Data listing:
▬▬▬▬▬▬▬▬▬▬

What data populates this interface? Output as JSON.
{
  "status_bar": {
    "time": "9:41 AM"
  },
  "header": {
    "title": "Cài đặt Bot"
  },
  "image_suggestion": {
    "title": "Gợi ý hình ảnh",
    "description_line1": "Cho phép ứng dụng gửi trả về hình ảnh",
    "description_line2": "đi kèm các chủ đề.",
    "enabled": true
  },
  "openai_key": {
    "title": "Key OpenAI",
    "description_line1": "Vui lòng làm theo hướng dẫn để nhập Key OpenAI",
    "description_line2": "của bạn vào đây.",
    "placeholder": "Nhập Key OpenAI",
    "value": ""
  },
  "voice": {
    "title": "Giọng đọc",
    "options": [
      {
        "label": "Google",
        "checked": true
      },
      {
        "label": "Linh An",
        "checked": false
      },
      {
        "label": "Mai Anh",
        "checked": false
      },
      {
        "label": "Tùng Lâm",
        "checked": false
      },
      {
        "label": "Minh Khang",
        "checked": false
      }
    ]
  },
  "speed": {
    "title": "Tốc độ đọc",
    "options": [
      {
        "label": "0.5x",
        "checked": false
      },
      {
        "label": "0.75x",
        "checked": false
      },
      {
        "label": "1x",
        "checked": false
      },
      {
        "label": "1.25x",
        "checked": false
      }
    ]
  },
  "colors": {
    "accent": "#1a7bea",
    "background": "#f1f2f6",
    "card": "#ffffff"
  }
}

▬▬▬▬▬▬▬▬▬▬

Written exercise: Every line of the data above should be reproduced word for word.

Result of this exercise:
What data populates this interface? Output as JSON.
{
  "status_bar": {
    "time": "9:41 AM"
  },
  "header": {
    "title": "Cài đặt Bot"
  },
  "image_suggestion": {
    "title": "Gợi ý hình ảnh",
    "description_line1": "Cho phép ứng dụng gửi trả về hình ảnh",
    "description_line2": "đi kèm các chủ đề.",
    "enabled": true
  },
  "openai_key": {
    "title": "Key OpenAI",
    "description_line1": "Vui lòng làm theo hướng dẫn để nhập Key OpenAI",
    "description_line2": "của bạn vào đây.",
    "placeholder": "Nhập Key OpenAI",
    "value": ""
  },
  "voice": {
    "title": "Giọng đọc",
    "options": [
      {
        "label": "Google",
        "checked": true
      },
      {
        "label": "Linh An",
        "checked": false
      },
      {
        "label": "Mai Anh",
        "checked": false
      },
      {
        "label": "Tùng Lâm",
        "checked": false
      },
      {
        "label": "Minh Khang",
        "checked": false
      }
    ]
  },
  "speed": {
    "title": "Tốc độ đọc",
    "options": [
      {
        "label": "0.5x",
        "checked": false
      },
      {
        "label": "0.75x",
        "checked": false
      },
      {
        "label": "1x",
        "checked": false
      },
      {
        "label": "1.25x",
        "checked": false
      }
    ]
  },
  "colors": {
    "accent": "#1a7bea",
    "background": "#f1f2f6",
    "card": "#ffffff"
  }
}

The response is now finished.